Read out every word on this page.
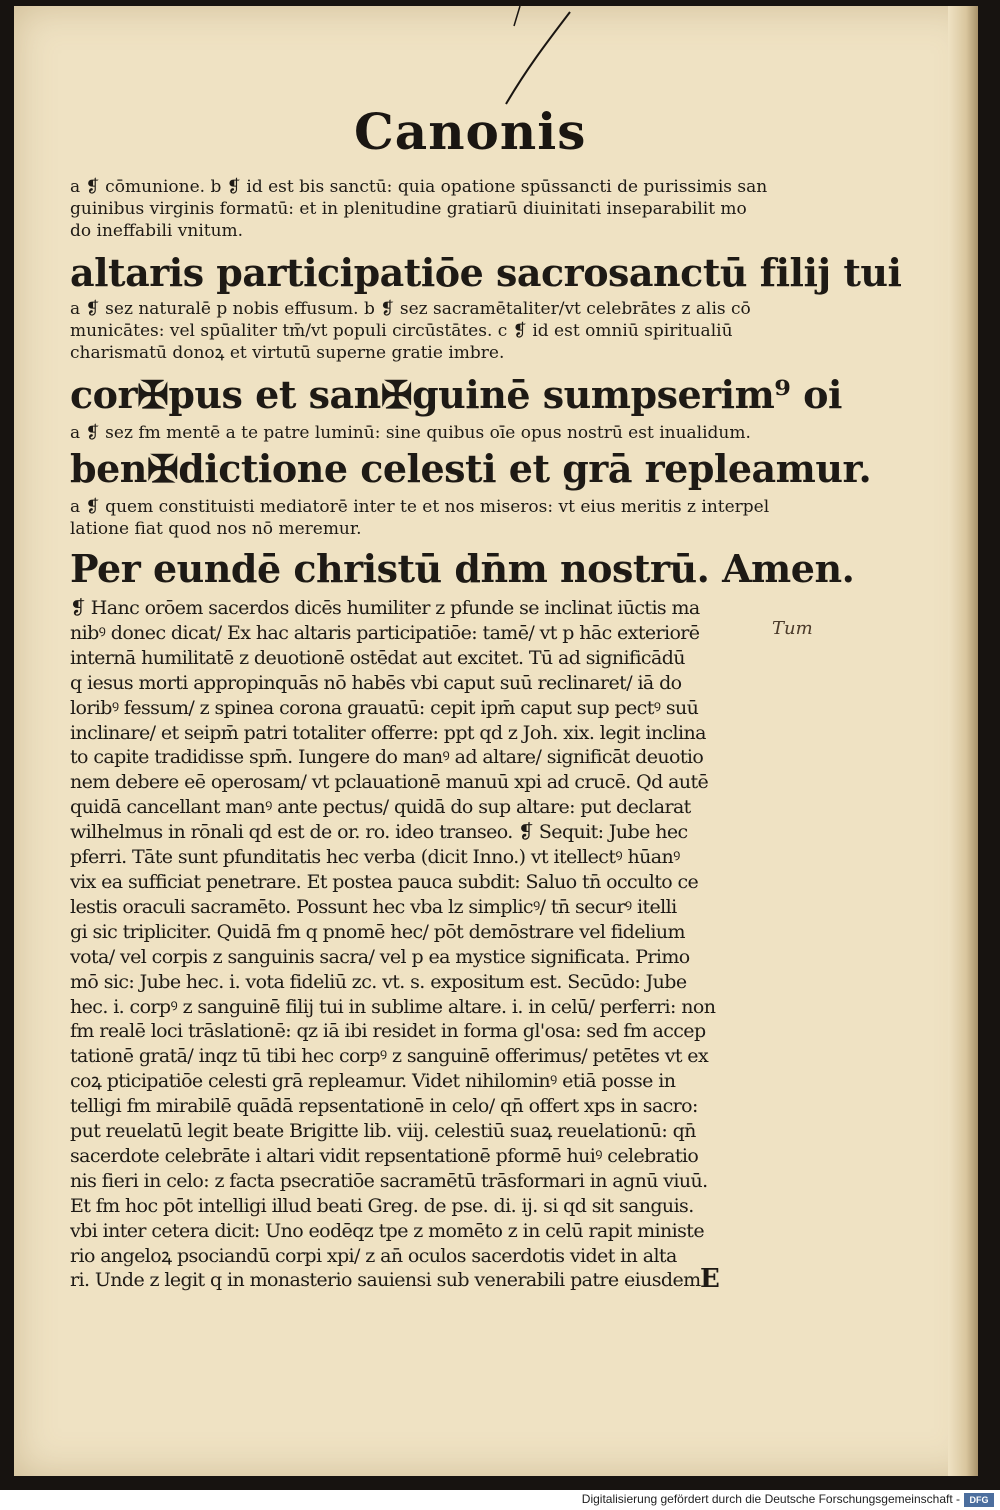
Canonis
a ❡ cōmunione. b ❡ id est bis sanctū: quia opatione spūssancti de purissimis san
guinibus virginis formatū: et in plenitudine gratiarū diuinitati inseparabilit mo
do ineffabili vnitum.
altaris participatiōe sacrosanctū filij tui
a ❡ sez naturalē p nobis effusum. b ❡ sez sacramētaliter/vt celebrātes z alis cō
municātes: vel spūaliter tm̄/vt populi circūstātes. c ❡ id est omniū spiritualiū
charismatū donoꝝ et virtutū superne gratie imbre.
cor✠pus et san✠guinē sumpserim⁹ oi
a ❡ sez fm mentē a te patre luminū: sine quibus oīe opus nostrū est inualidum.
ben✠dictione celesti et grā repleamur.
a ❡ quem constituisti mediatorē inter te et nos miseros: vt eius meritis z interpel
latione fiat quod nos nō meremur.
Per eundē christū dn̄m nostrū. Amen.
❡ Hanc orōem sacerdos dicēs humiliter z pfunde se inclinat iūctis ma
nibꝰ donec dicat/ Ex hac altaris participatiōe: tamē/ vt p hāc exteriorē
internā humilitatē z deuotionē ostēdat aut excitet. Tū ad significādū
q iesus morti appropinquās nō habēs vbi caput suū reclinaret/ iā do
loribꝰ fessum/ z spinea corona grauatū: cepit ipm̄ caput sup pectꝰ suū
inclinare/ et seipm̄ patri totaliter offerre: ppt qd z Joh. xix. legit inclina
to capite tradidisse spm̄. Iungere do manꝰ ad altare/ significāt deuotio
nem debere eē operosam/ vt pclauationē manuū xpi ad crucē. Qd autē
quidā cancellant manꝰ ante pectus/ quidā do sup altare: put declarat
wilhelmus in rōnali qd est de or. ro. ideo transeo. ❡ Sequit: Jube hec
pferri. Tāte sunt pfunditatis hec verba (dicit Inno.) vt itellectꝰ hūanꝰ
vix ea sufficiat penetrare. Et postea pauca subdit: Saluo tn̄ occulto ce
lestis oraculi sacramēto. Possunt hec vba lz simplicꝰ/ tn̄ securꝰ itelli
gi sic tripliciter. Quidā fm q pnomē hec/ pōt demōstrare vel fidelium
vota/ vel corpis z sanguinis sacra/ vel p ea mystice significata. Primo
mō sic: Jube hec. i. vota fideliū zc. vt. s. expositum est. Secūdo: Jube
hec. i. corpꝰ z sanguinē filij tui in sublime altare. i. in celū/ perferri: non
fm realē loci trāslationē: qz iā ibi residet in forma gl'osa: sed fm accep
tationē gratā/ inqz tū tibi hec corpꝰ z sanguinē offerimus/ petētes vt ex
coꝝ pticipatiōe celesti grā repleamur. Videt nihilominꝰ etiā posse in
telligi fm mirabilē quādā repsentationē in celo/ qn̄ offert xps in sacro:
put reuelatū legit beate Brigitte lib. viij. celestiū suaꝝ reuelationū: qn̄
sacerdote celebrāte i altari vidit repsentationē pformē huiꝰ celebratio
nis fieri in celo: z facta psecratiōe sacramētū trāsformari in agnū viuū.
Et fm hoc pōt intelligi illud beati Greg. de pse. di. ij. si qd sit sanguis.
vbi inter cetera dicit: Uno eodēqz tpe z momēto z in celū rapit ministe
rio angeloꝝ psociandū corpi xpi/ z an̄ oculos sacerdotis videt in alta
ri. Unde z legit q in monasterio sauiensi sub venerabili patre eiusdem
Tum
E
Digitalisierung gefördert durch die Deutsche Forschungsgemeinschaft -	DFG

= = =

[Task details]
Print the whole listing above once more, word for word, without its pictures.

[Completed task]
Read out every word on this page.
Canonis
a ❡ cōmunione. b ❡ id est bis sanctū: quia opatione spūssancti de purissimis san
guinibus virginis formatū: et in plenitudine gratiarū diuinitati inseparabilit mo
do ineffabili vnitum.
altaris participatiōe sacrosanctū filij tui
a ❡ sez naturalē p nobis effusum. b ❡ sez sacramētaliter/vt celebrātes z alis cō
municātes: vel spūaliter tm̄/vt populi circūstātes. c ❡ id est omniū spiritualiū
charismatū donoꝝ et virtutū superne gratie imbre.
cor✠pus et san✠guinē sumpserim⁹ oi
a ❡ sez fm mentē a te patre luminū: sine quibus oīe opus nostrū est inualidum.
ben✠dictione celesti et grā repleamur.
a ❡ quem constituisti mediatorē inter te et nos miseros: vt eius meritis z interpel
latione fiat quod nos nō meremur.
Per eundē christū dn̄m nostrū. Amen.
❡ Hanc orōem sacerdos dicēs humiliter z pfunde se inclinat iūctis ma
nibꝰ donec dicat/ Ex hac altaris participatiōe: tamē/ vt p hāc exteriorē
internā humilitatē z deuotionē ostēdat aut excitet. Tū ad significādū
q iesus morti appropinquās nō habēs vbi caput suū reclinaret/ iā do
loribꝰ fessum/ z spinea corona grauatū: cepit ipm̄ caput sup pectꝰ suū
inclinare/ et seipm̄ patri totaliter offerre: ppt qd z Joh. xix. legit inclina
to capite tradidisse spm̄. Iungere do manꝰ ad altare/ significāt deuotio
nem debere eē operosam/ vt pclauationē manuū xpi ad crucē. Qd autē
quidā cancellant manꝰ ante pectus/ quidā do sup altare: put declarat
wilhelmus in rōnali qd est de or. ro. ideo transeo. ❡ Sequit: Jube hec
pferri. Tāte sunt pfunditatis hec verba (dicit Inno.) vt itellectꝰ hūanꝰ
vix ea sufficiat penetrare. Et postea pauca subdit: Saluo tn̄ occulto ce
lestis oraculi sacramēto. Possunt hec vba lz simplicꝰ/ tn̄ securꝰ itelli
gi sic tripliciter. Quidā fm q pnomē hec/ pōt demōstrare vel fidelium
vota/ vel corpis z sanguinis sacra/ vel p ea mystice significata. Primo
mō sic: Jube hec. i. vota fideliū zc. vt. s. expositum est. Secūdo: Jube
hec. i. corpꝰ z sanguinē filij tui in sublime altare. i. in celū/ perferri: non
fm realē loci trāslationē: qz iā ibi residet in forma gl'osa: sed fm accep
tationē gratā/ inqz tū tibi hec corpꝰ z sanguinē offerimus/ petētes vt ex
coꝝ pticipatiōe celesti grā repleamur. Videt nihilominꝰ etiā posse in
telligi fm mirabilē quādā repsentationē in celo/ qn̄ offert xps in sacro:
put reuelatū legit beate Brigitte lib. viij. celestiū suaꝝ reuelationū: qn̄
sacerdote celebrāte i altari vidit repsentationē pformē huiꝰ celebratio
nis fieri in celo: z facta psecratiōe sacramētū trāsformari in agnū viuū.
Et fm hoc pōt intelligi illud beati Greg. de pse. di. ij. si qd sit sanguis.
vbi inter cetera dicit: Uno eodēqz tpe z momēto z in celū rapit ministe
rio angeloꝝ psociandū corpi xpi/ z an̄ oculos sacerdotis videt in alta
ri. Unde z legit q in monasterio sauiensi sub venerabili patre eiusdem
Tum
E
Digitalisierung gefördert durch die Deutsche Forschungsgemeinschaft -	DFG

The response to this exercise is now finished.